**WHAT YOU SHOULD DO**:
Every record must be repeated exactly, with no omission.

— Start of DATA TO PROCESS —

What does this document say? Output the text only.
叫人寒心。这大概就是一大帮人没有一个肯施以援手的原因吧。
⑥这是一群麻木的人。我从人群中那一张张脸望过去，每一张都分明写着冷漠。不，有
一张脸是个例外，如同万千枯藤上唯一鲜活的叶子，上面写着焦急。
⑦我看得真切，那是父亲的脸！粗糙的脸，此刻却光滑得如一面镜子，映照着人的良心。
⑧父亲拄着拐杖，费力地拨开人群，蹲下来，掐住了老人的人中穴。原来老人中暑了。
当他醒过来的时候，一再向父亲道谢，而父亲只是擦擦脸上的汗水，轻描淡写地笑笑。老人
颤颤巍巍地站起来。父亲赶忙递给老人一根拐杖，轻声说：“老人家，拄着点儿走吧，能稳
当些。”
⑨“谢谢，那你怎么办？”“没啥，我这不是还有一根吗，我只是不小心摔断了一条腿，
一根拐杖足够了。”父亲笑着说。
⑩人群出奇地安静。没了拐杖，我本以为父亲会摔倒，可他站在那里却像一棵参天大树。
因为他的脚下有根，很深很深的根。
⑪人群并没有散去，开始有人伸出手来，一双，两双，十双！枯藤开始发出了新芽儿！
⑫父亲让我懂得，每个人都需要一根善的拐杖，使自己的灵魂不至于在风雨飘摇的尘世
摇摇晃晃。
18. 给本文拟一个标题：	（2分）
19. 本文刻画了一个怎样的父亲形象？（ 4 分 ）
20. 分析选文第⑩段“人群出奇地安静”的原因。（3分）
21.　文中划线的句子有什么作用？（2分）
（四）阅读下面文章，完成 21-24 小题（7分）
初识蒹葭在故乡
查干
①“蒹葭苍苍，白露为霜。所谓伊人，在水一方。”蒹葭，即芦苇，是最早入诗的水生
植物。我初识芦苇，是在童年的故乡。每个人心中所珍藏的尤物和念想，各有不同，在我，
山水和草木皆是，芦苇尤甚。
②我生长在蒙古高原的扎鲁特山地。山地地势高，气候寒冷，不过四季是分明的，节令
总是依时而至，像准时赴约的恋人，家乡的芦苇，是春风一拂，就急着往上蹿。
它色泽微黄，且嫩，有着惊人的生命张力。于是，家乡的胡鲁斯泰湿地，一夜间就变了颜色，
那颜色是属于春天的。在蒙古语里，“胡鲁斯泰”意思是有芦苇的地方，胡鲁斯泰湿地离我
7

— End of DATA TO PROCESS —

**OUTPUT BELOW**:
What does this document say? Output the text only.
叫人寒心。这大概就是一大帮人没有一个肯施以援手的原因吧。
⑥这是一群麻木的人。我从人群中那一张张脸望过去，每一张都分明写着冷漠。不，有
一张脸是个例外，如同万千枯藤上唯一鲜活的叶子，上面写着焦急。
⑦我看得真切，那是父亲的脸！粗糙的脸，此刻却光滑得如一面镜子，映照着人的良心。
⑧父亲拄着拐杖，费力地拨开人群，蹲下来，掐住了老人的人中穴。原来老人中暑了。
当他醒过来的时候，一再向父亲道谢，而父亲只是擦擦脸上的汗水，轻描淡写地笑笑。老人
颤颤巍巍地站起来。父亲赶忙递给老人一根拐杖，轻声说：“老人家，拄着点儿走吧，能稳
当些。”
⑨“谢谢，那你怎么办？”“没啥，我这不是还有一根吗，我只是不小心摔断了一条腿，
一根拐杖足够了。”父亲笑着说。
⑩人群出奇地安静。没了拐杖，我本以为父亲会摔倒，可他站在那里却像一棵参天大树。
因为他的脚下有根，很深很深的根。
⑪人群并没有散去，开始有人伸出手来，一双，两双，十双！枯藤开始发出了新芽儿！
⑫父亲让我懂得，每个人都需要一根善的拐杖，使自己的灵魂不至于在风雨飘摇的尘世
摇摇晃晃。
18. 给本文拟一个标题：	（2分）
19. 本文刻画了一个怎样的父亲形象？（ 4 分 ）
20. 分析选文第⑩段“人群出奇地安静”的原因。（3分）
21.　文中划线的句子有什么作用？（2分）
（四）阅读下面文章，完成 21-24 小题（7分）
初识蒹葭在故乡
查干
①“蒹葭苍苍，白露为霜。所谓伊人，在水一方。”蒹葭，即芦苇，是最早入诗的水生
植物。我初识芦苇，是在童年的故乡。每个人心中所珍藏的尤物和念想，各有不同，在我，
山水和草木皆是，芦苇尤甚。
②我生长在蒙古高原的扎鲁特山地。山地地势高，气候寒冷，不过四季是分明的，节令
总是依时而至，像准时赴约的恋人，家乡的芦苇，是春风一拂，就急着往上蹿。
它色泽微黄，且嫩，有着惊人的生命张力。于是，家乡的胡鲁斯泰湿地，一夜间就变了颜色，
那颜色是属于春天的。在蒙古语里，“胡鲁斯泰”意思是有芦苇的地方，胡鲁斯泰湿地离我
7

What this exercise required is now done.